• Goal of the exercise: Select, from the material below, each line with "based" in it.

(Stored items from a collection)
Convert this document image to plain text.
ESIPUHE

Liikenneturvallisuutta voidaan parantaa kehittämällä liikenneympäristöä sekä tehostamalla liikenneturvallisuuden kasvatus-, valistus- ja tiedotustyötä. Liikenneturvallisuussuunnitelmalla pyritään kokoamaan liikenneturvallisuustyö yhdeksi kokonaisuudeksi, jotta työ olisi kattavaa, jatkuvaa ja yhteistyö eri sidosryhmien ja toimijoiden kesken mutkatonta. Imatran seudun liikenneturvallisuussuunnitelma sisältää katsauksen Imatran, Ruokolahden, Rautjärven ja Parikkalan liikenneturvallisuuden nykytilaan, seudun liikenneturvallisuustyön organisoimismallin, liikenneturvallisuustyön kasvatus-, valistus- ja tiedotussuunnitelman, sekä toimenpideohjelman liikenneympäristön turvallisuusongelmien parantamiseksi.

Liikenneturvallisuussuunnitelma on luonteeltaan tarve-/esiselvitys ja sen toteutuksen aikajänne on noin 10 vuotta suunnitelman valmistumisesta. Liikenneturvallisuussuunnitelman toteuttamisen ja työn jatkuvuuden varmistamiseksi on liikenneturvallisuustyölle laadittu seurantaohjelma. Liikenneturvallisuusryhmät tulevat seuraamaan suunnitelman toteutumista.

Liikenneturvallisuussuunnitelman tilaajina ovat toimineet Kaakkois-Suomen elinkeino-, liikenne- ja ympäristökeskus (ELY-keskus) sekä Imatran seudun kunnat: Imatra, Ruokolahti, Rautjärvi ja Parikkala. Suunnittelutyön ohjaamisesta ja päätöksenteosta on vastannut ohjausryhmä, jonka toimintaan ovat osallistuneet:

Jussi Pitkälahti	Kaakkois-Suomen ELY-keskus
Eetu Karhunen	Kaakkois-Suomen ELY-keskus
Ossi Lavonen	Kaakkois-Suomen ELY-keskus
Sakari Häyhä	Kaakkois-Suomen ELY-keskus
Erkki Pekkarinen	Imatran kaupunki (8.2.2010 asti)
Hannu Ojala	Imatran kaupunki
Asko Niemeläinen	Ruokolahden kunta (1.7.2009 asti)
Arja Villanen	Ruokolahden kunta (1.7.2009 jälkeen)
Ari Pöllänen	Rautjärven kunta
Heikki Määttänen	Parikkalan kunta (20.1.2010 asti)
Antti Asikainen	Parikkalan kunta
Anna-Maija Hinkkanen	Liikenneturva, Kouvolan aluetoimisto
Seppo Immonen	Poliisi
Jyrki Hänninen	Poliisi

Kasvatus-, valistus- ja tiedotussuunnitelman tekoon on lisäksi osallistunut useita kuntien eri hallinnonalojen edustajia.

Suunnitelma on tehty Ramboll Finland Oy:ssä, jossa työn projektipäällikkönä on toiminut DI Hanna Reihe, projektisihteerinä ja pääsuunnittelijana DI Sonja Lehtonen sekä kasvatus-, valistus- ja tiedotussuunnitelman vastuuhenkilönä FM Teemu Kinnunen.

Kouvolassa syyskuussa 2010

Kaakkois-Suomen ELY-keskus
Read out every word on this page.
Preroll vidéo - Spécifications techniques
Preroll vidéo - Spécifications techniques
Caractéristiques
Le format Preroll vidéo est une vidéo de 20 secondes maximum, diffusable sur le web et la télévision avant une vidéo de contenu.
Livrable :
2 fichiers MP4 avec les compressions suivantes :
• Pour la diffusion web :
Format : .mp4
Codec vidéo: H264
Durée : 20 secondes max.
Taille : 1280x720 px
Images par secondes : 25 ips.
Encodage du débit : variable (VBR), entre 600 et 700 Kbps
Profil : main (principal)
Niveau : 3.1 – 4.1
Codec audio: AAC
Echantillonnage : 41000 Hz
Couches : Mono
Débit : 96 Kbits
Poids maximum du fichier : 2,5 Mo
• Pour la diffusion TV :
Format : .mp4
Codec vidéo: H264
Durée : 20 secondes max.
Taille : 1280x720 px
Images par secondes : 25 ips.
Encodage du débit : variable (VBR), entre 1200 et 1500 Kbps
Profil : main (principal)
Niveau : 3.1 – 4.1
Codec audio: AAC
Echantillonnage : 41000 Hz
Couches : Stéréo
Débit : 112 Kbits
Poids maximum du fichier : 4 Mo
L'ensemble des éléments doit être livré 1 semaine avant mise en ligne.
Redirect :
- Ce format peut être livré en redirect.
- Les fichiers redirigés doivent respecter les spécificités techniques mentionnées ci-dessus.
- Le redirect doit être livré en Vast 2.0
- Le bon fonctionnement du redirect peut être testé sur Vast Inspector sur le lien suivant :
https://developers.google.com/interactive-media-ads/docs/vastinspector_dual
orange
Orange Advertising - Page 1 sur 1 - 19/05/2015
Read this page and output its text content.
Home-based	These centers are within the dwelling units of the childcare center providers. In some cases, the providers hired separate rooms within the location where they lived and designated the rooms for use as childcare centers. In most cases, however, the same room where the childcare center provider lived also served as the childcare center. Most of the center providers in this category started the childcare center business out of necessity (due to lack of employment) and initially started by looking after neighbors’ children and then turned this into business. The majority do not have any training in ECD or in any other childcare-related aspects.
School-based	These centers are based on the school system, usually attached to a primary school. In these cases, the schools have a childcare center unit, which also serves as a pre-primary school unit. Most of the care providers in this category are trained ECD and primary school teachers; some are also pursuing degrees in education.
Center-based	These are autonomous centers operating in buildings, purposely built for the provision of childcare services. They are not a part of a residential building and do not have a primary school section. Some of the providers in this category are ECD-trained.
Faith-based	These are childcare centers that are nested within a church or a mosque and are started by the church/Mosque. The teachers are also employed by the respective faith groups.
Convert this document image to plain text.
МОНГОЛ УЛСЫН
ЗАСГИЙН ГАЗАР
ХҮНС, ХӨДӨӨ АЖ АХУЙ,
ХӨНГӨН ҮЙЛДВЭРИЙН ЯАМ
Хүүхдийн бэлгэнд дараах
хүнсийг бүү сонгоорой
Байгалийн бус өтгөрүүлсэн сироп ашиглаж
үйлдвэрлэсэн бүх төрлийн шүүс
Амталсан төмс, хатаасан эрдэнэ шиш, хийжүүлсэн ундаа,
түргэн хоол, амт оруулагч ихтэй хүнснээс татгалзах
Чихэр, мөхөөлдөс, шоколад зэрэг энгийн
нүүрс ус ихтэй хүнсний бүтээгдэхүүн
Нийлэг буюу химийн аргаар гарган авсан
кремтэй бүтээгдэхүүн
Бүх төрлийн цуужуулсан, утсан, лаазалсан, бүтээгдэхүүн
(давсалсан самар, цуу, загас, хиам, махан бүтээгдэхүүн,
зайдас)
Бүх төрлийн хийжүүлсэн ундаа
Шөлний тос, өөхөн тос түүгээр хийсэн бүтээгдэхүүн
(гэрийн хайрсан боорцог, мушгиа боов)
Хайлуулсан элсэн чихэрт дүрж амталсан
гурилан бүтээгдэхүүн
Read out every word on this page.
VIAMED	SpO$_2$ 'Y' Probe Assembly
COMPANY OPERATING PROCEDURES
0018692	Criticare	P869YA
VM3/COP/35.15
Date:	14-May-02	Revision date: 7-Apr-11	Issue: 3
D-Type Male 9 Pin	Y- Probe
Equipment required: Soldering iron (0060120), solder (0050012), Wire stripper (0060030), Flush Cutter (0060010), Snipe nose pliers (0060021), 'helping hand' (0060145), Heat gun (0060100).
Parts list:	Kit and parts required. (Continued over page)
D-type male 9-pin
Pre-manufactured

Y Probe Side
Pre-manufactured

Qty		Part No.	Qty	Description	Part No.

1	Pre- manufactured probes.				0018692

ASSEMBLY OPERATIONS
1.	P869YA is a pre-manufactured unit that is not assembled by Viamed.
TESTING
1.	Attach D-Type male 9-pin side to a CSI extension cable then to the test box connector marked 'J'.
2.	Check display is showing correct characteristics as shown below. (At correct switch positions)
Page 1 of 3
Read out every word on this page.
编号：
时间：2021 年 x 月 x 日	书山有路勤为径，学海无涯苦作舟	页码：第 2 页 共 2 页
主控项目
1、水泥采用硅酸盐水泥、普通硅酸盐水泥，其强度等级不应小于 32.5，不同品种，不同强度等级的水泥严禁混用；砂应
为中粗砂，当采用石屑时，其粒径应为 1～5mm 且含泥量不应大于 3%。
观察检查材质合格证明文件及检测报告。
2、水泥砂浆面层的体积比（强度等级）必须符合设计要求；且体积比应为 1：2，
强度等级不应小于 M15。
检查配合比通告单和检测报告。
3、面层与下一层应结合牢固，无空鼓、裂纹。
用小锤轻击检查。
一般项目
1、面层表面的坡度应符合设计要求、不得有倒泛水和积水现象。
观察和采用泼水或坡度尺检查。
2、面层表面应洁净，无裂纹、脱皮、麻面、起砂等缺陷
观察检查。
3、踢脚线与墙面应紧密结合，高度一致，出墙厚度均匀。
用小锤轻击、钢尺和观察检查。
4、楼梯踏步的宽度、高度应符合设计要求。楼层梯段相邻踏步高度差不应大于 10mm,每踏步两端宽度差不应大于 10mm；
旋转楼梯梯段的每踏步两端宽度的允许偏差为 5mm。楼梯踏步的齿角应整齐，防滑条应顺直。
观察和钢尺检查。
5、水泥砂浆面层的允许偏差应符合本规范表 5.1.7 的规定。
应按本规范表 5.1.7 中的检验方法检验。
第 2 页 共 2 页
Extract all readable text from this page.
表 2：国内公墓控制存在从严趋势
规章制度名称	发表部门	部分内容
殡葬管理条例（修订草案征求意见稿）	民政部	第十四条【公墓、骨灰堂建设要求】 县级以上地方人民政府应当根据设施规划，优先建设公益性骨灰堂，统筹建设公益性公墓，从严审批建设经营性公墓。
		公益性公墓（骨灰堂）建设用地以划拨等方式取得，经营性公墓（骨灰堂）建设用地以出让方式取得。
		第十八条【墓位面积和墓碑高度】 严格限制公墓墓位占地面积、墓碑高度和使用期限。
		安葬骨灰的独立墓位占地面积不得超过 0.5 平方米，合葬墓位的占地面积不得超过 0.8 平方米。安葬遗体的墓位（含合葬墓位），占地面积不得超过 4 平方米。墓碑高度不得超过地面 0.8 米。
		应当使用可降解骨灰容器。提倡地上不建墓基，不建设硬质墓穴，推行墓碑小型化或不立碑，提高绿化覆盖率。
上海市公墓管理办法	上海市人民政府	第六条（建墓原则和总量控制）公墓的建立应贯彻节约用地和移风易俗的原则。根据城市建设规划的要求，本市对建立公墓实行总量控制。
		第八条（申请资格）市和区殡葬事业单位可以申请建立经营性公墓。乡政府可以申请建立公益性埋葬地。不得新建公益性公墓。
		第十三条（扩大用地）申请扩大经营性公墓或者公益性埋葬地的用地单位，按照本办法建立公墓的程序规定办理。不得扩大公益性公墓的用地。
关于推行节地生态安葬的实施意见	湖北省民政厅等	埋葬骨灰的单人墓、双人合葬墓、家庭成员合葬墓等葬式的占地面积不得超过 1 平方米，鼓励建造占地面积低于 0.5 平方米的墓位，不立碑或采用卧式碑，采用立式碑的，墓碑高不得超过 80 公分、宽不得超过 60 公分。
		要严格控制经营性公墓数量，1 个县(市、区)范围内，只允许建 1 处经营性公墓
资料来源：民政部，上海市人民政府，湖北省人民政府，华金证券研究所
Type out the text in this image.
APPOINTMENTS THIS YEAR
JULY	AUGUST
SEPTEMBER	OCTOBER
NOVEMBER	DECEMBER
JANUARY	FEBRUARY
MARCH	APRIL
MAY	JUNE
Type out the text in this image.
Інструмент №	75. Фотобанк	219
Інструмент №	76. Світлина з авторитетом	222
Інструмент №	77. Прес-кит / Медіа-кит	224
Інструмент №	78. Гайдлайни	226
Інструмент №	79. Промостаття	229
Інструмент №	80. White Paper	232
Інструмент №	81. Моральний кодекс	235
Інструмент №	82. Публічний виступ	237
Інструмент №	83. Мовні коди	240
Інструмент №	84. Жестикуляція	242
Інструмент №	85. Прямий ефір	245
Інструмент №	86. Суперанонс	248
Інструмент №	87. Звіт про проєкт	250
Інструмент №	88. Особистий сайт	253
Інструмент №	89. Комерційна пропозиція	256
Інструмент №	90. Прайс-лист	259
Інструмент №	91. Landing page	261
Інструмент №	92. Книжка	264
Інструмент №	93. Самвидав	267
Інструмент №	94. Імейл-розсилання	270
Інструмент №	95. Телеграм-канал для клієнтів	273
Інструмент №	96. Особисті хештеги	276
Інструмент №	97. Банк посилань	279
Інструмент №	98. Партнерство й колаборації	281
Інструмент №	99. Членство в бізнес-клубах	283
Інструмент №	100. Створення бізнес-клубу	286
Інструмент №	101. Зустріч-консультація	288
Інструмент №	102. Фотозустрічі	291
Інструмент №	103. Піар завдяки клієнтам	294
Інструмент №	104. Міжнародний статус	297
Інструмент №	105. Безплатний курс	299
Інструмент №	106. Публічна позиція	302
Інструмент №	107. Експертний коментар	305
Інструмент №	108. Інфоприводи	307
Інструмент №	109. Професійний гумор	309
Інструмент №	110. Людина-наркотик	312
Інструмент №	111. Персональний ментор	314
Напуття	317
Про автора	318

• Expected answer:
Home-based	These centers are within the dwelling units of the childcare center providers. In some cases, the providers hired separate rooms within the location where they lived and designated the rooms for use as childcare centers. In most cases, however, the same room where the childcare center provider lived also served as the childcare center. Most of the center providers in this category started the childcare center business out of necessity (due to lack of employment) and initially started by looking after neighbors’ children and then turned this into business. The majority do not have any training in ECD or in any other childcare-related aspects.
School-based	These centers are based on the school system, usually attached to a primary school. In these cases, the schools have a childcare center unit, which also serves as a pre-primary school unit. Most of the care providers in this category are trained ECD and primary school teachers; some are also pursuing degrees in education.
Center-based	These are autonomous centers operating in buildings, purposely built for the provision of childcare services. They are not a part of a residential building and do not have a primary school section. Some of the providers in this category are ECD-trained.
Faith-based	These are childcare centers that are nested within a church or a mosque and are started by the church/Mosque. The teachers are also employed by the respective faith groups.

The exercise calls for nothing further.